Abstract

Access to healthcare data such as electronic health records (EHR) is often restricted by laws established to protect patient privacy. These restrictions hinder the reproducibility of existing results based on private healthcare data and also limit new research. Synthetically-generated healthcare data solve this problem by preserving privacy and enabling researchers and policymakers to drive decisions and methods based on realistic data. Healthcare data can include information about multiple in- and out- patient visits of patients, making it a time-series dataset which is often influenced by protected attributes like age, gender, race etc. The COVID-19 pandemic has exacerbated health inequities, with certain subgroups experiencing poorer outcomes and less access to healthcare. To combat these inequities, synthetic data must “fairly” represent diverse minority subgroups such that the conclusions drawn on synthetic data are correct and the results can be generalized to real data. In this article, we develop two fairness metrics for synthetic data, and analyze all subgroups defined by protected attributes to analyze the bias in three published synthetic research datasets. These covariate-level disparity metrics revealed that synthetic data may not be representative at the univariate and multivariate subgroup-levels and thus, fairness should be addressed when developing data generation methods. We discuss the need for measuring fairness in synthetic healthcare data to enable the development of robust machine learning models to create more equitable synthetic healthcare datasets.

Information »
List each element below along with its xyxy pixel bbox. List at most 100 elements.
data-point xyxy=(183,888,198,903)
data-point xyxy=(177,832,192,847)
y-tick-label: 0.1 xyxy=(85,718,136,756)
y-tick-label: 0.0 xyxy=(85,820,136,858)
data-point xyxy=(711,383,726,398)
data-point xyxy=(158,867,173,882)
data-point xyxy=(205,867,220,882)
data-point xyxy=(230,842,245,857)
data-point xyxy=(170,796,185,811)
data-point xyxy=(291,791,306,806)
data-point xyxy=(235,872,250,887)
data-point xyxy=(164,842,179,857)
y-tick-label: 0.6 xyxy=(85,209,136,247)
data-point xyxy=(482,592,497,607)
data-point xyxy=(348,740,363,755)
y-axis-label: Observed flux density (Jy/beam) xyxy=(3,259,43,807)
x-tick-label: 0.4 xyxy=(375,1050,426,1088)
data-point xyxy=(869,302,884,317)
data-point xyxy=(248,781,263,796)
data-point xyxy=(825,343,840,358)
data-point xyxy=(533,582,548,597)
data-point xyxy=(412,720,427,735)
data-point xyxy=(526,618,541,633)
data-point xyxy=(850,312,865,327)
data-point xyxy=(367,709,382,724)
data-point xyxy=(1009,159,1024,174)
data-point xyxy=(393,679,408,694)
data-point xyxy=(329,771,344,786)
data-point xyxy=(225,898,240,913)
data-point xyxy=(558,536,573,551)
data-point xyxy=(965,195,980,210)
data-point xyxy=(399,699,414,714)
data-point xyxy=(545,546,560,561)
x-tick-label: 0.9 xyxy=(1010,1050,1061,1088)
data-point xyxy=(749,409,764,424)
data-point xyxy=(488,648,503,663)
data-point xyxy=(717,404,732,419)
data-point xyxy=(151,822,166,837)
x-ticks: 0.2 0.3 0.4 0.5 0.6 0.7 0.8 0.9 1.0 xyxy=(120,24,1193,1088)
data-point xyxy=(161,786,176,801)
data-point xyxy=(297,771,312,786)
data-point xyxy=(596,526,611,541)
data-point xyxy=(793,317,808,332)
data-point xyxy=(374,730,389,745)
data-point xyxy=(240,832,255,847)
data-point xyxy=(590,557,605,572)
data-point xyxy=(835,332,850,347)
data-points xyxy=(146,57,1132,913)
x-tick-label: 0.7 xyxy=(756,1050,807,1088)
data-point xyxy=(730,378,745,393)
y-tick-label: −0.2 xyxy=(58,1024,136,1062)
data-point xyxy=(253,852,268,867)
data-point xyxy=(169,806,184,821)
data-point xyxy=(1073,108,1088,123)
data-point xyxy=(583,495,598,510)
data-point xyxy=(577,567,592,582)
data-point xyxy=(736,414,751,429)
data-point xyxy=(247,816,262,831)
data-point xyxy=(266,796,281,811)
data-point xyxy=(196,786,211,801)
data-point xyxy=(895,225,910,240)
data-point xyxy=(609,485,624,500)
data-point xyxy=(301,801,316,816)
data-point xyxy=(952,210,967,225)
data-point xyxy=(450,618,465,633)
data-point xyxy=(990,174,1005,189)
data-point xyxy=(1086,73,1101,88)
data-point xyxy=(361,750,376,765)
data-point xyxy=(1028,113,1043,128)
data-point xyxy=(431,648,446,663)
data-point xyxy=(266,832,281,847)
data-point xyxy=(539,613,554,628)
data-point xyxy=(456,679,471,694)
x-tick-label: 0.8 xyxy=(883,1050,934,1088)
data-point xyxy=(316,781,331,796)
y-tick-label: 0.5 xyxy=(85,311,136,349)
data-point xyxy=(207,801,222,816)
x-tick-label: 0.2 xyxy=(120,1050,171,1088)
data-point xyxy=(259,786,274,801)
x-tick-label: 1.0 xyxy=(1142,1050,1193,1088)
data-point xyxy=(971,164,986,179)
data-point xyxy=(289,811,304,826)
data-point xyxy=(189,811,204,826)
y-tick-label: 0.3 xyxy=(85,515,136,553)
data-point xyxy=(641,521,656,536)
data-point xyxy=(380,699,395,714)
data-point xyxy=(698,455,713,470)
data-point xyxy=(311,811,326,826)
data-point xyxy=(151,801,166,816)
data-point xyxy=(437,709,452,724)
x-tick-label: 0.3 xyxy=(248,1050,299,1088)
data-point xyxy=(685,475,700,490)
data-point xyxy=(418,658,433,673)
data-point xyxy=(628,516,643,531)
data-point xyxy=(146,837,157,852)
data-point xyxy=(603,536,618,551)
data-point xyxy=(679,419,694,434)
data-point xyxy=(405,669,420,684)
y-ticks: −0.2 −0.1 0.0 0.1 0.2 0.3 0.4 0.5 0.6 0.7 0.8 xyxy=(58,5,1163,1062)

The problem »
Reproduce the full abstract on fairness in synthetic healthcare data word for word, leaving nothing out.

Response box »
Abstract

Access to healthcare data such as electronic health records (EHR) is often restricted by laws established to protect patient privacy. These restrictions hinder the reproducibility of existing results based on private healthcare data and also limit new research. Synthetically-generated healthcare data solve this problem by preserving privacy and enabling researchers and policymakers to drive decisions and methods based on realistic data. Healthcare data can include information about multiple in- and out- patient visits of patients, making it a time-series dataset which is often influenced by protected attributes like age, gender, race etc. The COVID-19 pandemic has exacerbated health inequities, with certain subgroups experiencing poorer outcomes and less access to healthcare. To combat these inequities, synthetic data must “fairly” represent diverse minority subgroups such that the conclusions drawn on synthetic data are correct and the results can be generalized to real data. In this article, we develop two fairness metrics for synthetic data, and analyze all subgroups defined by protected attributes to analyze the bias in three published synthetic research datasets. These covariate-level disparity metrics revealed that synthetic data may not be representative at the univariate and multivariate subgroup-levels and thus, fairness should be addressed when developing data generation methods. We discuss the need for measuring fairness in synthetic healthcare data to enable the development of robust machine learning models to create more equitable synthetic healthcare datasets.